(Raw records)
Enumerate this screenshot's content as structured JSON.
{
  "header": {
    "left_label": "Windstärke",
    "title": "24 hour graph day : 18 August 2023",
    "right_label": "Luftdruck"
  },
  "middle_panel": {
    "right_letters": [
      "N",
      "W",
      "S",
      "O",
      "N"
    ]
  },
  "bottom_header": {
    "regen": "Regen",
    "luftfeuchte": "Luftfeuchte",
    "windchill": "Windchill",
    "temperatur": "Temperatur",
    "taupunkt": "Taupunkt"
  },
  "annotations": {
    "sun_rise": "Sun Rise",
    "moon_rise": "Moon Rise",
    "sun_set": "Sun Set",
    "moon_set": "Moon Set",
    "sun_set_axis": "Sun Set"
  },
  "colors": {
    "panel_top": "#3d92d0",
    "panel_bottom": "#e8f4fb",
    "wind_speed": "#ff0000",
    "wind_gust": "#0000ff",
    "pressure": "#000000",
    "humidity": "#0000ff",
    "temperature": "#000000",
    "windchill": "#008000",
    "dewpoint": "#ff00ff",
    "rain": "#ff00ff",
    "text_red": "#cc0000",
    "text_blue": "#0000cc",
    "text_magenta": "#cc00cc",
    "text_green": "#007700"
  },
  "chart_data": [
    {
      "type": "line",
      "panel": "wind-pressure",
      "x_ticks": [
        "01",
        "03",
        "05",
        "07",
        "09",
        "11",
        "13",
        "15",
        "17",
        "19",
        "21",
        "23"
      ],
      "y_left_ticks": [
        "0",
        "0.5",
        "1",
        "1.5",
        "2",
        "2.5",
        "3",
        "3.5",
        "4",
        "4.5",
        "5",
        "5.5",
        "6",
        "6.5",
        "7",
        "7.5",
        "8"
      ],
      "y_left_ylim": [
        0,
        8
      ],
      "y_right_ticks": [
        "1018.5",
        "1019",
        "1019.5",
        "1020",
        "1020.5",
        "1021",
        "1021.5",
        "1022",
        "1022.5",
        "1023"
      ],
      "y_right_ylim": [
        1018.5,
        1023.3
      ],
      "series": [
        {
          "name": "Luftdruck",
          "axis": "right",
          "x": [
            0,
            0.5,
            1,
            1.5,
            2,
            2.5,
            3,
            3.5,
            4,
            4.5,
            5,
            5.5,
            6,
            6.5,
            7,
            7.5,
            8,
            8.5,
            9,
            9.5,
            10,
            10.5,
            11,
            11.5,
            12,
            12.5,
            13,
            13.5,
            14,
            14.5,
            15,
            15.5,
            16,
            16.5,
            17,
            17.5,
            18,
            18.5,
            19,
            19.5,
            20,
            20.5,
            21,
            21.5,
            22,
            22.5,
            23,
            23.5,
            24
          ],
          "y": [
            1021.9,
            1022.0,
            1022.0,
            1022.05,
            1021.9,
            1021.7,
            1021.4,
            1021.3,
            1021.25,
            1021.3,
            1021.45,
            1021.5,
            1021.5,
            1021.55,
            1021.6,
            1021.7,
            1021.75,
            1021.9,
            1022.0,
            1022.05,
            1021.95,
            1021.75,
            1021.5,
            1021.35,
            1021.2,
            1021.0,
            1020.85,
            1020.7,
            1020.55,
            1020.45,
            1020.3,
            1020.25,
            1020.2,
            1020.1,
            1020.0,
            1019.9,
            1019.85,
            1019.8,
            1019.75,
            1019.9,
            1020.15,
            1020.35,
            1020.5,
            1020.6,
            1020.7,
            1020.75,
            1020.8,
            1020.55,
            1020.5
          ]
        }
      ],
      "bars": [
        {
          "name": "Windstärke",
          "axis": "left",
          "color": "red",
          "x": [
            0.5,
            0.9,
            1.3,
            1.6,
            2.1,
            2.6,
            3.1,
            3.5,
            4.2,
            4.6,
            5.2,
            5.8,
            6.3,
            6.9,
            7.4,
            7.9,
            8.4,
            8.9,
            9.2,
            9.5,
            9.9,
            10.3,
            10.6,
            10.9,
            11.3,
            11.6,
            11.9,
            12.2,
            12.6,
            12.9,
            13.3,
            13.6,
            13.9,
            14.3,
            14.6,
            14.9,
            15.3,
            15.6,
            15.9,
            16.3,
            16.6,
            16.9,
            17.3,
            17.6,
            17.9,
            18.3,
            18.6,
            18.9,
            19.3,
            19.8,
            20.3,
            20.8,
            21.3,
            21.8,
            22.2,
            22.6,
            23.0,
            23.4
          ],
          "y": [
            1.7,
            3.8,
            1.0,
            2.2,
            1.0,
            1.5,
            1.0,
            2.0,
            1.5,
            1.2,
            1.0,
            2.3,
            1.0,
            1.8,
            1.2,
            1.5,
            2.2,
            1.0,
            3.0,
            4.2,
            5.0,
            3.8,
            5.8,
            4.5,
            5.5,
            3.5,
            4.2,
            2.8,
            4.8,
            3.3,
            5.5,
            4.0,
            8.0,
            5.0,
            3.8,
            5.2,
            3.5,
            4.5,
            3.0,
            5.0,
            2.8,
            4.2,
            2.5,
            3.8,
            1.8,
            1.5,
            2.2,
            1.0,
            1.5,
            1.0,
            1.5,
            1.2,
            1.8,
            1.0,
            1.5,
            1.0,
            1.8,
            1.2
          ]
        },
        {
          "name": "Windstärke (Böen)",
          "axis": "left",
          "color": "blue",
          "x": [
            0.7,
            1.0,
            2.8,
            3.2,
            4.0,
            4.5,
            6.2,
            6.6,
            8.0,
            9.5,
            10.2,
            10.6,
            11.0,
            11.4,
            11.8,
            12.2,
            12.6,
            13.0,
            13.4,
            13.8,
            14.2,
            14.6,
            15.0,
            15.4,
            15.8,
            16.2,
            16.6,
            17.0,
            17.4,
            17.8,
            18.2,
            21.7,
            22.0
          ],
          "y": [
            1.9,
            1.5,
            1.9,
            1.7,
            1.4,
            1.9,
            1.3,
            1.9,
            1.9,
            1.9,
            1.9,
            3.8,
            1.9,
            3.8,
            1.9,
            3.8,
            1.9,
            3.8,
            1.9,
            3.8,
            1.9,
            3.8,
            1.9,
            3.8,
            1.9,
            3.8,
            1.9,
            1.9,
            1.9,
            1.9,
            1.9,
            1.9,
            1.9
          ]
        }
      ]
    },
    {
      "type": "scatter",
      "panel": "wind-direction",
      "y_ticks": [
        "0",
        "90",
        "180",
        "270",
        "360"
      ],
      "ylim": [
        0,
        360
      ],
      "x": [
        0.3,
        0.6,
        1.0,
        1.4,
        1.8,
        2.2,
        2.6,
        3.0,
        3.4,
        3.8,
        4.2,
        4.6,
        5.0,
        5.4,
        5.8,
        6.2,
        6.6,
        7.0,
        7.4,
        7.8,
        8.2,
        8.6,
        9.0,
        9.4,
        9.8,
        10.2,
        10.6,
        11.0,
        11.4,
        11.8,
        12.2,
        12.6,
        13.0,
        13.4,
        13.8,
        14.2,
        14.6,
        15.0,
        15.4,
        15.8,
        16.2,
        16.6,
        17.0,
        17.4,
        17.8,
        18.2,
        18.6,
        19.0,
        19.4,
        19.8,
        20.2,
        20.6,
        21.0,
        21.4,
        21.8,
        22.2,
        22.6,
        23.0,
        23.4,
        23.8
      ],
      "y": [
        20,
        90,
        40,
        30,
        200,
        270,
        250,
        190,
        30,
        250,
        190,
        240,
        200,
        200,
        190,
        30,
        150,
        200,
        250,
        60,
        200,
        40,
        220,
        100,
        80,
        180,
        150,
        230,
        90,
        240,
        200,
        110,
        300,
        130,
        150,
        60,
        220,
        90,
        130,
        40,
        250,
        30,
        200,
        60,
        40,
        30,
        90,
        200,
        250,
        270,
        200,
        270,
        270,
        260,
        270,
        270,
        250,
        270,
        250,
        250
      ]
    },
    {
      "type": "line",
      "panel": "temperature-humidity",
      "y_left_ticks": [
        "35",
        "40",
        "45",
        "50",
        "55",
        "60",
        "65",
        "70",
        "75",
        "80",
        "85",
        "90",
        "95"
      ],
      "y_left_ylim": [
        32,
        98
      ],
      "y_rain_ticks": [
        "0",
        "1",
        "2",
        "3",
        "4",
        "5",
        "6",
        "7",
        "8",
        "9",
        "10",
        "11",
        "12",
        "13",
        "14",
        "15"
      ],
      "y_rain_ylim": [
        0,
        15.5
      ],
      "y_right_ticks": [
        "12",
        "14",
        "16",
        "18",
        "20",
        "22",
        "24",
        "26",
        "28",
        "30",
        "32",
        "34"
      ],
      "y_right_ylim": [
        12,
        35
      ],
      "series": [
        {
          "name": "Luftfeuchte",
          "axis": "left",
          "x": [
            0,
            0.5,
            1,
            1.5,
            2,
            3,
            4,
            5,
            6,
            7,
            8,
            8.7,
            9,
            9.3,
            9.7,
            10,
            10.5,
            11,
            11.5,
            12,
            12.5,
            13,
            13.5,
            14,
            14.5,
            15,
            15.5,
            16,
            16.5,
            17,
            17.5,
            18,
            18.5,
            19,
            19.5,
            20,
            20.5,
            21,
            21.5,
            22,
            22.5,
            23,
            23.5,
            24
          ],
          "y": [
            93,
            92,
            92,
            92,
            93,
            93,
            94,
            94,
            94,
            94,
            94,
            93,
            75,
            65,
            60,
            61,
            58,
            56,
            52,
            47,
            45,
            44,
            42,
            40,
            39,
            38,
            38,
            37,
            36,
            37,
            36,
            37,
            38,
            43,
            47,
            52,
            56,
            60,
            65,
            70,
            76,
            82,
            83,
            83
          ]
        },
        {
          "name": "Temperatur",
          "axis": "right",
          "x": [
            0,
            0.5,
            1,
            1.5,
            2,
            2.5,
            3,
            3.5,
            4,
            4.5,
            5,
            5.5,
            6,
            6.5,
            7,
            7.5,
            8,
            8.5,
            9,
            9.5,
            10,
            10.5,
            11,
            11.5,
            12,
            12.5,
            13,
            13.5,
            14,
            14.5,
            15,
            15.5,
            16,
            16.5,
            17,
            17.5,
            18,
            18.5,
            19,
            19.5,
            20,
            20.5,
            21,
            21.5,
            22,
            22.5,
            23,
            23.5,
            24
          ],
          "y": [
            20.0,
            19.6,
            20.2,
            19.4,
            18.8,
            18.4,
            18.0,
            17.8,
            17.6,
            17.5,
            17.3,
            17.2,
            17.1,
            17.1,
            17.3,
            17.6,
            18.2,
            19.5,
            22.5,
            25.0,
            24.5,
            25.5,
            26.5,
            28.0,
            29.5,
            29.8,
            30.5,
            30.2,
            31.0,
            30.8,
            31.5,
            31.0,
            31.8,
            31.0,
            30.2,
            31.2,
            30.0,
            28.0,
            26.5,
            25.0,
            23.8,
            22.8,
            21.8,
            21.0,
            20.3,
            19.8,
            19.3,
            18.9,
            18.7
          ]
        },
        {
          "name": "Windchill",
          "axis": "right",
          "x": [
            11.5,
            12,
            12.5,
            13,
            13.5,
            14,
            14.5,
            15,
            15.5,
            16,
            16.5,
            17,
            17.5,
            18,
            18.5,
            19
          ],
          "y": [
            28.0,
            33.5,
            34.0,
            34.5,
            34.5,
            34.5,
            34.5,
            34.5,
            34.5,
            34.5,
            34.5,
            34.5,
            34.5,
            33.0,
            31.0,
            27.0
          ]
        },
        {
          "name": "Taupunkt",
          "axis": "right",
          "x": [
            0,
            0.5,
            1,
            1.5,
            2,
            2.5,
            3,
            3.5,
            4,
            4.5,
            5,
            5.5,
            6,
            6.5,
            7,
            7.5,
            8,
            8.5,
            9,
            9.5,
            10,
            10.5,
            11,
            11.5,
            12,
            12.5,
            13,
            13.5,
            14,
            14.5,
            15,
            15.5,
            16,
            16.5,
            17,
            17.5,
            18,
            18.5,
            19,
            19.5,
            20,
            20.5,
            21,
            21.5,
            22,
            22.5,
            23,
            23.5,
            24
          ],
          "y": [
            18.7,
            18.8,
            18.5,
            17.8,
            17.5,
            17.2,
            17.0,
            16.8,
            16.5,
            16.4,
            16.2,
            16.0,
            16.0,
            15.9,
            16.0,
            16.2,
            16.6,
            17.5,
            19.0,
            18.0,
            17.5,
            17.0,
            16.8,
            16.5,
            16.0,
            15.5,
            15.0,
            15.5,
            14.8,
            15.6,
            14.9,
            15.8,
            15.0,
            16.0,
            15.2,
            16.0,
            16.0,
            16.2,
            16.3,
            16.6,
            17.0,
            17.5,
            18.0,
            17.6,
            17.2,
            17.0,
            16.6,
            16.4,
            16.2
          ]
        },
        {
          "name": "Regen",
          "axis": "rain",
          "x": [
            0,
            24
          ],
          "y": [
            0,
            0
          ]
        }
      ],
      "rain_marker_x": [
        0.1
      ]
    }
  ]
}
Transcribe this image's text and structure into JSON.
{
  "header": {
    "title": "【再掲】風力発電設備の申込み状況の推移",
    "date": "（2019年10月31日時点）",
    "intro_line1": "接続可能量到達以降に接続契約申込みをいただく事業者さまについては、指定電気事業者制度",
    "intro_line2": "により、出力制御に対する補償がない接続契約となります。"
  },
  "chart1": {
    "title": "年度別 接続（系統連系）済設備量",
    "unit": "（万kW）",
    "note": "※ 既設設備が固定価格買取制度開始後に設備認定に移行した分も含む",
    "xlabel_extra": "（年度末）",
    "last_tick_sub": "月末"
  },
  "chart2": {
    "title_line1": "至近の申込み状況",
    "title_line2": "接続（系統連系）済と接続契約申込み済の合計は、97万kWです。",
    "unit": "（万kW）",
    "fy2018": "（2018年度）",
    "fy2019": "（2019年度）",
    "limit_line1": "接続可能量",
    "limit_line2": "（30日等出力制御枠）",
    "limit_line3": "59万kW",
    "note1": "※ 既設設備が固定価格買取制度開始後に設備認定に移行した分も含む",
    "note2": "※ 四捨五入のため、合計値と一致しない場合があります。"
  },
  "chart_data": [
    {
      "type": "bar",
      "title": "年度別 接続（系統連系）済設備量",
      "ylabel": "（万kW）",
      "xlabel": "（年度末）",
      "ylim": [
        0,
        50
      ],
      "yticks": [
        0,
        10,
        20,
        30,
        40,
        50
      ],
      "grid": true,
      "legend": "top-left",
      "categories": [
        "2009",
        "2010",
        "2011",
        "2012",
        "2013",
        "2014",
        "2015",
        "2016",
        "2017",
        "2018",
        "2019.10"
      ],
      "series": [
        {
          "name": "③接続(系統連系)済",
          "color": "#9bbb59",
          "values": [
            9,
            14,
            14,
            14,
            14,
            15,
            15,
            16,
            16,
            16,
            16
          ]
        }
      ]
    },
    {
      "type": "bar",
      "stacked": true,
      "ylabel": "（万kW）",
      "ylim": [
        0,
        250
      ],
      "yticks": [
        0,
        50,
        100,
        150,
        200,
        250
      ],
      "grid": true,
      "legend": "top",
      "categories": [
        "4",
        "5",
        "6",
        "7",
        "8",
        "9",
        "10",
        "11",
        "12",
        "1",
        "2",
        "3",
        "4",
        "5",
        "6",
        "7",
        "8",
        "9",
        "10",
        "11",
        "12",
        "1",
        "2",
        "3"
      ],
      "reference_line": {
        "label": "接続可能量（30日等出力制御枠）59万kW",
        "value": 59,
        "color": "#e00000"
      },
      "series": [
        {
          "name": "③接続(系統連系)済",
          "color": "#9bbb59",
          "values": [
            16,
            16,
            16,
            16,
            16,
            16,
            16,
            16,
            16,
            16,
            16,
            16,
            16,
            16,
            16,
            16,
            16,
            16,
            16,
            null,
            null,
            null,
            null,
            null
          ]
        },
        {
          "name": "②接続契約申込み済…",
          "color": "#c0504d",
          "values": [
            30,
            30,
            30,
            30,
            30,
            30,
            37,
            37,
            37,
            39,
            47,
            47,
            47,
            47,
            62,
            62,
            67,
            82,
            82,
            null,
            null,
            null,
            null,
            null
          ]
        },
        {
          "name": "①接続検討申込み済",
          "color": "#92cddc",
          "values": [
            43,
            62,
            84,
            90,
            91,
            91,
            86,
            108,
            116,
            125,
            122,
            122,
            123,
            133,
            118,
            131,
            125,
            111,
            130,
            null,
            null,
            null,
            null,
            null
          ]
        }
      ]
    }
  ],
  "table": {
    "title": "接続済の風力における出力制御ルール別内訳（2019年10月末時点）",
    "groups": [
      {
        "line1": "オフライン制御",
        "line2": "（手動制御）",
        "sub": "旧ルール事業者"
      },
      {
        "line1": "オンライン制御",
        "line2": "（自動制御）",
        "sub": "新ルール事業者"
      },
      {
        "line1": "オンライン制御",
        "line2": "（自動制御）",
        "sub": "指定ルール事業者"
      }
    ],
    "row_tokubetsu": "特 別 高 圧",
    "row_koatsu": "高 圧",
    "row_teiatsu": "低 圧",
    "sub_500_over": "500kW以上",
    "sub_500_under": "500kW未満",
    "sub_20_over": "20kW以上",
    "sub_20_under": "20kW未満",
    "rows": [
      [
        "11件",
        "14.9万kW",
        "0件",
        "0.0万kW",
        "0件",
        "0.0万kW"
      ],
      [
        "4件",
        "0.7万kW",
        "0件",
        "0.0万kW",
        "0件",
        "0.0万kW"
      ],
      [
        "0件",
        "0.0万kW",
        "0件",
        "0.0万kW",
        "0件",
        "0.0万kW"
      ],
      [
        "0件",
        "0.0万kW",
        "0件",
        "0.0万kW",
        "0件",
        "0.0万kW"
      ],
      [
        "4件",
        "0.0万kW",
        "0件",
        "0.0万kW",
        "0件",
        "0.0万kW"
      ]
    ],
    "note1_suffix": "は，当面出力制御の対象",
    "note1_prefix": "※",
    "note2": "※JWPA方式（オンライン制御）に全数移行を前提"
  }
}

Written task: From the material above, copy each line that includes the word "this".

Expected output:
Enumerate this screenshot's content as structured JSON.
Transcribe this image's text and structure into JSON.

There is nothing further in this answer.